━━━━━ DATA TO PROCESS
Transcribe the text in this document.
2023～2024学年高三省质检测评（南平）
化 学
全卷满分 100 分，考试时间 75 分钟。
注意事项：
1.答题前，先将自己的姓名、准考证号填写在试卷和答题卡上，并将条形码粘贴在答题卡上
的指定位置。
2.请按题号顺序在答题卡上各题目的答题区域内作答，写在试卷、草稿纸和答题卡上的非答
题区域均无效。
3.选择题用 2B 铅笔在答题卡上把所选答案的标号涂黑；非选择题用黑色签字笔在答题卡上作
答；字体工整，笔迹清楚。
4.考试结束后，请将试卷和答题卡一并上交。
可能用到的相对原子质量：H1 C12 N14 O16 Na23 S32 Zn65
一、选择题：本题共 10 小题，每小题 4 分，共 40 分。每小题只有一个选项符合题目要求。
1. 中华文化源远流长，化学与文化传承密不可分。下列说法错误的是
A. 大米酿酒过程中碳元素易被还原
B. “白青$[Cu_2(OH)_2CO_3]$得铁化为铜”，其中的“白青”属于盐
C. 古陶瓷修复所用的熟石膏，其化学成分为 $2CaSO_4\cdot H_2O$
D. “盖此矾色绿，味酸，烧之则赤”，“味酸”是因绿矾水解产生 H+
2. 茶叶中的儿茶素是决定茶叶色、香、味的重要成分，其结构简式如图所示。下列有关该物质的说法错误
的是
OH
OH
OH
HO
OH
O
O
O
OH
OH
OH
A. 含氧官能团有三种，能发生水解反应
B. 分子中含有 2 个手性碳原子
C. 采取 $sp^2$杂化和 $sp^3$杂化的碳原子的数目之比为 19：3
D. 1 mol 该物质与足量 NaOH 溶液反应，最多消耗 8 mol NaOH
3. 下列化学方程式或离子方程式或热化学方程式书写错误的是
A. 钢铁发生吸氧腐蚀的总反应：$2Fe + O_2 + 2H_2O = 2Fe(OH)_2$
━━━━━━━━━━
━━━━━ DATA TO PROCESS
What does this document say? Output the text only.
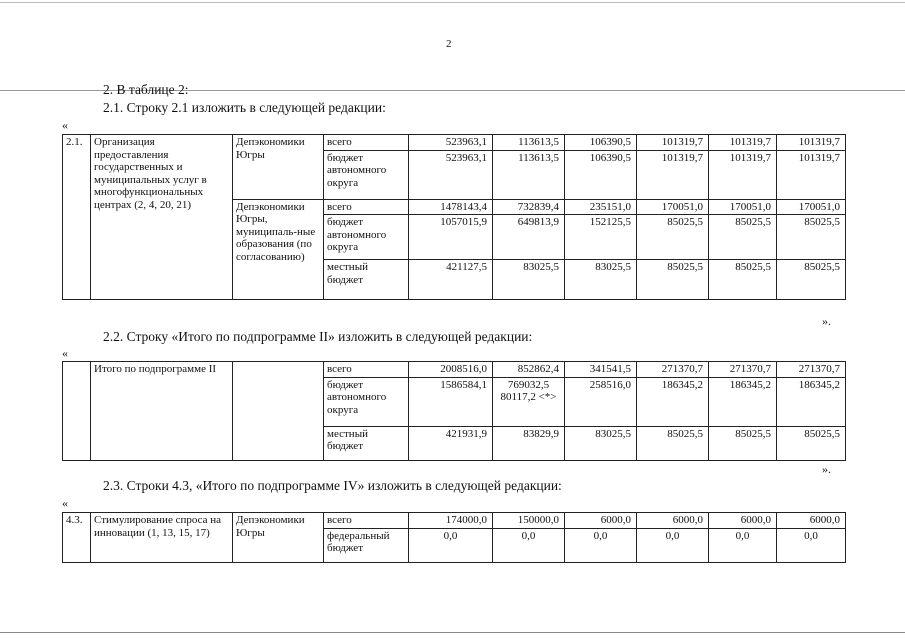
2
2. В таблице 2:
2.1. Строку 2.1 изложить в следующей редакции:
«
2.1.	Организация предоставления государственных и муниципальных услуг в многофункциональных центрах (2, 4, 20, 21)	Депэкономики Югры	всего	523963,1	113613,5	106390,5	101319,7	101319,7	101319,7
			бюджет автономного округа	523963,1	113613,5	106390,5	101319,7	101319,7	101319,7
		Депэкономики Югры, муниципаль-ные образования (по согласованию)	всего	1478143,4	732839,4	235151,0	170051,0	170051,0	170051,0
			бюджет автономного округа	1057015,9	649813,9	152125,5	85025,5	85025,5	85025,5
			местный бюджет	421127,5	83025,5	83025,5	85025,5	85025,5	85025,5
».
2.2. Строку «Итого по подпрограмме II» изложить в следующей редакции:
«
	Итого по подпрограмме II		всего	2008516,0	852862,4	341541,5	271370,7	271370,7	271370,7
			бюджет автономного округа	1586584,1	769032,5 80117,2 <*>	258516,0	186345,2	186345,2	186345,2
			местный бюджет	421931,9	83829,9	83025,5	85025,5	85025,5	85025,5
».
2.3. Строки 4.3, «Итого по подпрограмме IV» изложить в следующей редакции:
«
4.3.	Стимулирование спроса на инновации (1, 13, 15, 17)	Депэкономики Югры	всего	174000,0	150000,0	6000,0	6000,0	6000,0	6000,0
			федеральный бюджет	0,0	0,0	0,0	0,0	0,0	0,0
━━━━━━━━━━
━━━━━ DATA TO PROCESS
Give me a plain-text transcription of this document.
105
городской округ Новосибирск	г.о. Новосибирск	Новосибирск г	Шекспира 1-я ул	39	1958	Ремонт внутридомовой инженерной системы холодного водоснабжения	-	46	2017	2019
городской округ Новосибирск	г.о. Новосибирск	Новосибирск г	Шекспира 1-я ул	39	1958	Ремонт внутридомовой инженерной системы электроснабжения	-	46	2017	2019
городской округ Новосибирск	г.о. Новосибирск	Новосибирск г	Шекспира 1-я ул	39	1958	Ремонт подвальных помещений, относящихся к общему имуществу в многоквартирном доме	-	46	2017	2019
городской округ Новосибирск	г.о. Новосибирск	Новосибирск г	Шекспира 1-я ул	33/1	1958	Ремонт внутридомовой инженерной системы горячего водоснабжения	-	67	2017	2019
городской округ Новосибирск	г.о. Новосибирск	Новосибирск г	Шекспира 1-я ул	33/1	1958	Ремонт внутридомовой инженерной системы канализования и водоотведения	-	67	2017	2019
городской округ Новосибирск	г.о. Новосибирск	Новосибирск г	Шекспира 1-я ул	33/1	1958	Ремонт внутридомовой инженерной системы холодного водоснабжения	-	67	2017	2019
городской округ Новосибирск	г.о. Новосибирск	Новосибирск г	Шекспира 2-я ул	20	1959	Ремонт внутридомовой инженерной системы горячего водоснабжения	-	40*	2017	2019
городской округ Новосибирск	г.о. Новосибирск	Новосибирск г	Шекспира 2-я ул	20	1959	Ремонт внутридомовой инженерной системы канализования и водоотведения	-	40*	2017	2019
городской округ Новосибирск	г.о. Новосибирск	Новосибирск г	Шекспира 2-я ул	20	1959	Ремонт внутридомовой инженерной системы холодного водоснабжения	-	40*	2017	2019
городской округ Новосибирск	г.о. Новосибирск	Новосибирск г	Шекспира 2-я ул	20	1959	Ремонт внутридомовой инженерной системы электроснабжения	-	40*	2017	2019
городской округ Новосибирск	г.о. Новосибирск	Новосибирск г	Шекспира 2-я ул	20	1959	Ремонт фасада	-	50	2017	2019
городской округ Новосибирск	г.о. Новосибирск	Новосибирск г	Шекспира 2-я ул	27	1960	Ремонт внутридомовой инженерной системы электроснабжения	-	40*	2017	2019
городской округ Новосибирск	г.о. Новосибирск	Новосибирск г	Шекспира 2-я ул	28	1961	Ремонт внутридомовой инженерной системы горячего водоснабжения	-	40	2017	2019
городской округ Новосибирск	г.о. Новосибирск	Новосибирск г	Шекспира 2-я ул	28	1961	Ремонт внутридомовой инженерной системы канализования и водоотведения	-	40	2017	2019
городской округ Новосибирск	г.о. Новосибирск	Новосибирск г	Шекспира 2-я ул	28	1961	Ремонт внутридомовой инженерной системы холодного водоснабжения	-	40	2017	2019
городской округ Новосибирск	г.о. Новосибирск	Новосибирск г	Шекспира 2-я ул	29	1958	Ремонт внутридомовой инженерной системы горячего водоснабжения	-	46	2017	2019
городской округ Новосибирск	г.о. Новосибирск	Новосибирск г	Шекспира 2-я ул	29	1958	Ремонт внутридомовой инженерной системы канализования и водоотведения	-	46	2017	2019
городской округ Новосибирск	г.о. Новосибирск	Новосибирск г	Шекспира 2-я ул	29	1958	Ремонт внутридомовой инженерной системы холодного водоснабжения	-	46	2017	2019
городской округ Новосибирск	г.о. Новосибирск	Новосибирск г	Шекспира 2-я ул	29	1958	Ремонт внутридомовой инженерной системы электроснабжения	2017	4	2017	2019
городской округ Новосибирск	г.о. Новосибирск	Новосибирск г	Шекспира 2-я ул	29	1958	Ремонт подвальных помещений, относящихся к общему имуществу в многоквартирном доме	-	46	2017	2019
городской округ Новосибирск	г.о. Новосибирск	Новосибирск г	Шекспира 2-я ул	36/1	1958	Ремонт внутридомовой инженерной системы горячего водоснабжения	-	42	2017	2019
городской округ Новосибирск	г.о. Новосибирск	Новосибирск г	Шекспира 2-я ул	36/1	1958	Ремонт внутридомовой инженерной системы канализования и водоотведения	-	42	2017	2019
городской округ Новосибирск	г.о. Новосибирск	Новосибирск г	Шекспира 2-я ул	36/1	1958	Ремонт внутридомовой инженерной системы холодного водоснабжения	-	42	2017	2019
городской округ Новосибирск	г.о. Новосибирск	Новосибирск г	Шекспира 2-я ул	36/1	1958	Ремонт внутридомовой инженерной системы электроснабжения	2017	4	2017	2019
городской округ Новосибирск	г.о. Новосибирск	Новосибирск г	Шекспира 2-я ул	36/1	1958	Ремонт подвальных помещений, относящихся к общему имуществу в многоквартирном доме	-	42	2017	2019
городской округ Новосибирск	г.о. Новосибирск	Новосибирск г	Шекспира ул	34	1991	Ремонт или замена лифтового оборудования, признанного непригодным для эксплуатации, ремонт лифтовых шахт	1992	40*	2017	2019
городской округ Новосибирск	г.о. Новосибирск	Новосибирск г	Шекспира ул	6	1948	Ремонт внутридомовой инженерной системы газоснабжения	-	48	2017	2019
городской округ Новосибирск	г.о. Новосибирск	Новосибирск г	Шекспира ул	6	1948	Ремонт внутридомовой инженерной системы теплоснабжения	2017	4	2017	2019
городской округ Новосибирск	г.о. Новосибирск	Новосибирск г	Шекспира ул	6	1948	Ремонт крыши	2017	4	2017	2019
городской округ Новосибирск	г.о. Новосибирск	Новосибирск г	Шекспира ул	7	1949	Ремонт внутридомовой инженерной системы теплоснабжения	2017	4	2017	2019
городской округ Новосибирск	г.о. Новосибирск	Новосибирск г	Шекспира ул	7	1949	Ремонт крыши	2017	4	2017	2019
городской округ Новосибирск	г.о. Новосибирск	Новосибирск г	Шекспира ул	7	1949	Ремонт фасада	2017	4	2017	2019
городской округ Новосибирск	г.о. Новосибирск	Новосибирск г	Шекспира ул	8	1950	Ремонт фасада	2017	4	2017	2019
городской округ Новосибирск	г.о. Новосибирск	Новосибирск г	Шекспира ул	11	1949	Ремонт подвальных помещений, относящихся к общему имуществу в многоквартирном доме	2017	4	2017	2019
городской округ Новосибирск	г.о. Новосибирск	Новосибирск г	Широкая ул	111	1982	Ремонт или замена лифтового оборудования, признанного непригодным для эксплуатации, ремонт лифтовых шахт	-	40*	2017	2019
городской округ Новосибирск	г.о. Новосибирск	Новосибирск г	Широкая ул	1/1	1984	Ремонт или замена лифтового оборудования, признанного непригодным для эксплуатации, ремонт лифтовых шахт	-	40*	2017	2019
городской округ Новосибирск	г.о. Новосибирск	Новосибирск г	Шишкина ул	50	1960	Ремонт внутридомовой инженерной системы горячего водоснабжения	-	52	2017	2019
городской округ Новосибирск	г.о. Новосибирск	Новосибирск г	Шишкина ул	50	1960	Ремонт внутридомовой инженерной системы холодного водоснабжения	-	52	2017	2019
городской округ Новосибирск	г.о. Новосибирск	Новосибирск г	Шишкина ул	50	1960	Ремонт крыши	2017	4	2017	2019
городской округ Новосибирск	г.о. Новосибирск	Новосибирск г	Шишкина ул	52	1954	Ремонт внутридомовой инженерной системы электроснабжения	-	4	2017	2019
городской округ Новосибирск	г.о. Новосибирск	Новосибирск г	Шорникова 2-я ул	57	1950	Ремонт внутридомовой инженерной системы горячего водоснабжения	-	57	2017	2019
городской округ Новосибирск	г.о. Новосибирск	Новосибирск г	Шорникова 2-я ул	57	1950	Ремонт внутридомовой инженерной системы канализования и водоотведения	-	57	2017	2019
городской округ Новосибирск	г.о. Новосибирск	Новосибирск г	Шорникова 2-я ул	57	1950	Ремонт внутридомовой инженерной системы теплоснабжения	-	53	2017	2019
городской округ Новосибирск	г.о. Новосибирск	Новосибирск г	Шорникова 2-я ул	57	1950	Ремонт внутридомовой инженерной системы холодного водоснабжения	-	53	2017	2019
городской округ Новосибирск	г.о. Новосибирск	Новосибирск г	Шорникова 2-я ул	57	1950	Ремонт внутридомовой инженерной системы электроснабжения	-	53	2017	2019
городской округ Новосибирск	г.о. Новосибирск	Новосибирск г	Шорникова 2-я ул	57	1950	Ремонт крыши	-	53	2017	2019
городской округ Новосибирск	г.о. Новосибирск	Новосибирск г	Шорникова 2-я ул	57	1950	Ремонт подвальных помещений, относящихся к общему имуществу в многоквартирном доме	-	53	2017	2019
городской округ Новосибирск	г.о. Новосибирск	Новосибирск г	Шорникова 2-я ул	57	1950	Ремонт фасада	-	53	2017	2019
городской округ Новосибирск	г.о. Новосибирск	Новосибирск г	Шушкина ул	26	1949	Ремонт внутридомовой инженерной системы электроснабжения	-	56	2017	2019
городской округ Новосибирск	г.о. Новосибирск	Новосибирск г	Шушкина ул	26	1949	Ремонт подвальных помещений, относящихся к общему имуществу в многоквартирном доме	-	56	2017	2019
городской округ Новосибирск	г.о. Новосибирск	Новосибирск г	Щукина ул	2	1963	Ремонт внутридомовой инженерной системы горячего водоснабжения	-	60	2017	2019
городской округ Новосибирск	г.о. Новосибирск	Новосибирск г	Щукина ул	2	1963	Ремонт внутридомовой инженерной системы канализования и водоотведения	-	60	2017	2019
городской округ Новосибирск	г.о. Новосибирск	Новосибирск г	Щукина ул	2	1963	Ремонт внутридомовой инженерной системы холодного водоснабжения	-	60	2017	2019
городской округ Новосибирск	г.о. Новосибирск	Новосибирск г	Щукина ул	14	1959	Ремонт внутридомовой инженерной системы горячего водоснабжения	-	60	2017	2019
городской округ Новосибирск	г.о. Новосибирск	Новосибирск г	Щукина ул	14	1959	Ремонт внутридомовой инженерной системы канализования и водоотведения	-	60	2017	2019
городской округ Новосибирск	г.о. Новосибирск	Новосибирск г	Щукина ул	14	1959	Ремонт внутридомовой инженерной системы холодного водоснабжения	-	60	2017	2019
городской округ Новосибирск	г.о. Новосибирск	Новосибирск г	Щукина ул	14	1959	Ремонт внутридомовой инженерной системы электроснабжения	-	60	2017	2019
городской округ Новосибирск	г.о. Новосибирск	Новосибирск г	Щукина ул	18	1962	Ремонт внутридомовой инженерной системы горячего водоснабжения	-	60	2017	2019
━━━━━━━━━━
(YOUR INSTRUCTIONS)
Tally the lines of the data that hold the string "подпрограмме". Answer with the number and nothing more.

(EXERCISE RESPONSE)
3